→ Provided text:
· · · · ·
“Martonyi setting the stage”

This was the title of an article that appeared in the Hungarian-language daily Erdélyi Krónika, published in Cluj/Kolozsvár. The author, Árpád Gazda, went into raptures talking about János Martonyi's visit to Bucharest. According to him it was unnecessary for Martonyi to emphasize that lately "new winds are blowing in Budapest" because it is obvious even to the casual observer that "Hungary has become an active player in the eastern-central European region" since the formation of the Orbán government. And this player is looking for partners. Gazda mentioned Viktor Orbán's trip to Warsaw except he, unlike me, thinks that Warsaw was enthusiastic about the idea of a Polish-Romanian-Hungarian axis cooked up in Budapest.

Gazda then went on and praised Martonyi to the skies. Martonyi's ideas are so compelling that even the Romanian news agency quoted him instead of Teodor Baconschi, the Romanian foreign minister. And Martonyi had only good news: soon there will be representation of the Romanian minority in the Hungarian parliament and the Romanian Orthodox Church will become one of the so-called "historically accepted churches/történelmi egyházak like the Catholic, the Lutheran, the Hungarian Reformed, and the Jewish." I might add that in Hungary one heard not a word about either parliamentary representation or the Romanian Orthodox Church's elevation to the highly coveted position of a "historical church." As far as the Romanian minority is concerned, their number in 1980 was about 9,000 and since then most likely it has shrunk even further.
· · · · ·
→ Supplied data:
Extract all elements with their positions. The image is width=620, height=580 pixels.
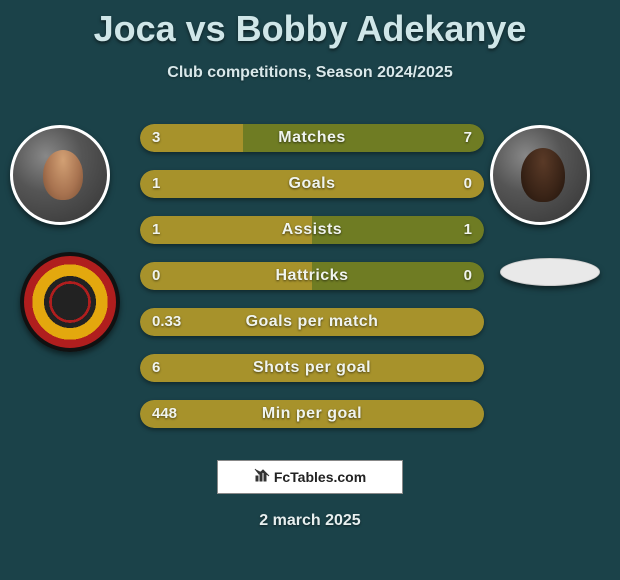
stat-value-left: 6 [152,354,160,382]
stat-value-left: 1 [152,216,160,244]
stat-label: Min per goal [140,400,484,428]
stat-value-right: 0 [464,262,472,290]
stat-row: Assists1 1 [140,216,484,244]
player-left-avatar [10,125,110,225]
stat-row: Shots per goal6 [140,354,484,382]
stat-label: Hattricks [140,262,484,290]
stat-row: Hattricks0 0 [140,262,484,290]
stat-value-left: 1 [152,170,160,198]
stat-row: Goals1 0 [140,170,484,198]
stat-label: Shots per goal [140,354,484,382]
stat-value-left: 3 [152,124,160,152]
club-left-badge [20,252,120,352]
page-title: Joca vs Bobby Adekanye [0,0,620,50]
stat-row: Goals per match0.33 [140,308,484,336]
stat-bars-container: Matches37Goals10Assists11Hattricks00Goal… [140,124,484,446]
stat-label: Goals per match [140,308,484,336]
page-subtitle: Club competitions, Season 2024/2025 [0,64,620,82]
stat-value-right: 0 [464,170,472,198]
stat-label: Assists [140,216,484,244]
stat-label: Matches [140,124,484,152]
chart-icon [254,467,270,488]
club-right-badge [500,258,600,286]
stat-row: Min per goal448 [140,400,484,428]
stat-row: Matches3 7 [140,124,484,152]
stat-value-left: 0 [152,262,160,290]
stat-value-left: 0.33 [152,308,181,336]
player-right-avatar [490,125,590,225]
stat-value-left: 448 [152,400,177,428]
stat-label: Goals [140,170,484,198]
stat-value-right: 7 [464,124,472,152]
footer-brand-box: FcTables.com [217,460,403,494]
date-text: 2 march 2025 [0,512,620,530]
footer-brand-text: FcTables.com [274,469,366,485]
stat-value-right: 1 [464,216,472,244]
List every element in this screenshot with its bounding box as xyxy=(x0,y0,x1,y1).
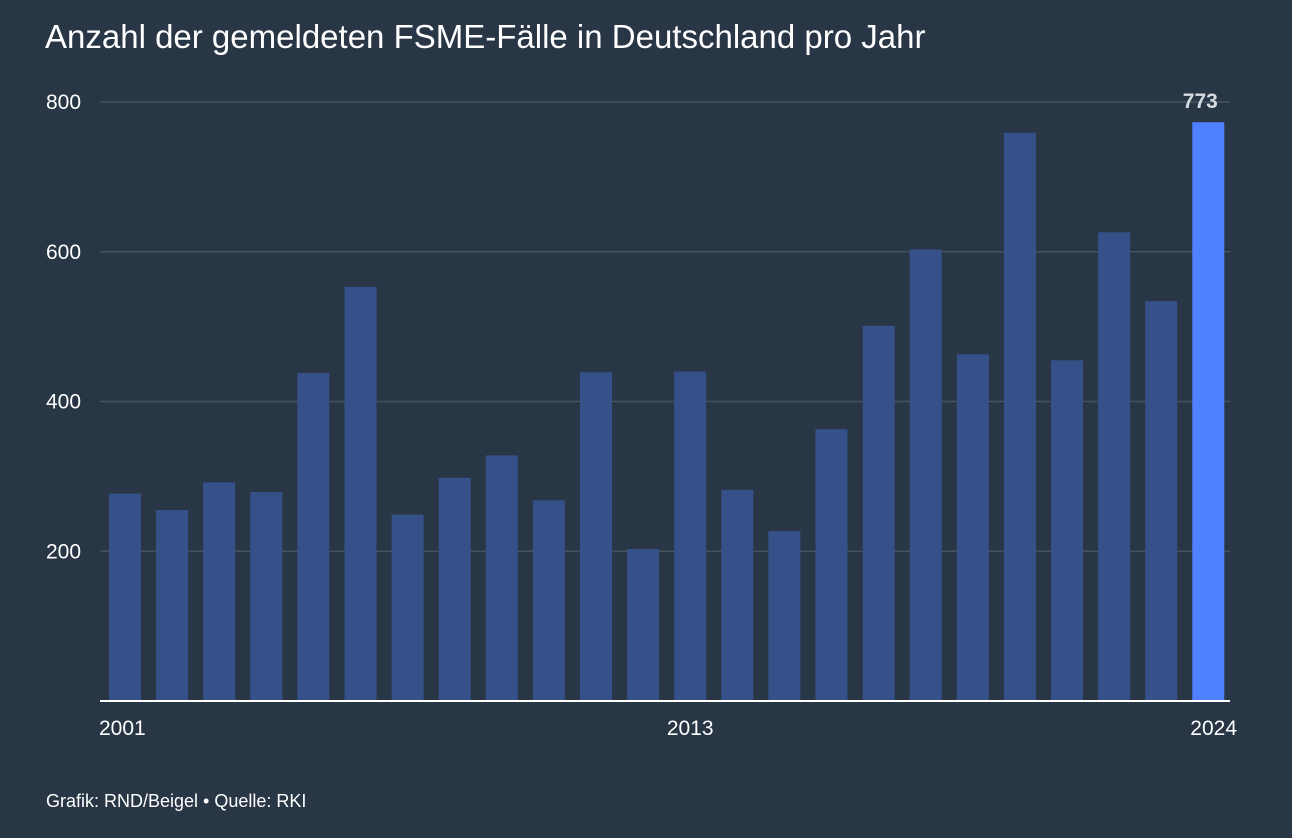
bar-2016 xyxy=(815,429,848,701)
y-tick-label: 400 xyxy=(46,391,81,414)
bar-2007 xyxy=(391,514,424,701)
bar-2012 xyxy=(627,549,660,701)
bar-2010 xyxy=(532,500,565,701)
bar-2014 xyxy=(721,489,754,701)
data-label: 773 xyxy=(1183,90,1218,113)
source-credit: Grafik: RND/Beigel • Quelle: RKI xyxy=(46,791,307,811)
y-tick-label: 800 xyxy=(46,91,81,114)
x-tick-label: 2024 xyxy=(1190,717,1237,740)
bar-2011 xyxy=(580,372,612,701)
bar-2004 xyxy=(250,492,283,701)
bar-2019 xyxy=(956,354,989,701)
bar-2024 xyxy=(1192,122,1225,701)
bar-2013 xyxy=(674,371,707,701)
bar-2009 xyxy=(485,455,518,701)
y-tick-label: 600 xyxy=(46,241,81,264)
bar-2005 xyxy=(297,373,330,701)
bar-2002 xyxy=(156,510,189,701)
bar-2018 xyxy=(909,249,942,701)
bar-2003 xyxy=(203,482,236,701)
x-tick-label: 2001 xyxy=(99,717,146,740)
bar-2008 xyxy=(438,477,471,701)
bar-2017 xyxy=(862,325,895,701)
bar-2020 xyxy=(1003,132,1036,702)
bar-2021 xyxy=(1051,360,1083,701)
bar-2006 xyxy=(344,286,377,701)
bar-2015 xyxy=(768,531,801,701)
bar-2022 xyxy=(1098,232,1131,701)
y-tick-label: 200 xyxy=(46,540,81,563)
bar-2023 xyxy=(1145,301,1178,701)
bar-2001 xyxy=(109,493,141,701)
x-tick-label: 2013 xyxy=(667,717,714,740)
chart-title: Anzahl der gemeldeten FSME-Fälle in Deut… xyxy=(45,18,926,55)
· · · · ·
→ Your objective:
Answer these questions from the text about Martonyi's visit to Bucharest.
1. Which daily published Árpád Gazda's article, and in what city?
2. Who was the Romanian foreign minister named in the text?
3. Roughly how large was the Romanian minority in Hungary in 1980?

→ Written answer:
1. Erdélyi Krónika, a Hungarian-language daily published in Cluj/Kolozsvár.
2. Teodor Baconschi.
3. About 9,000.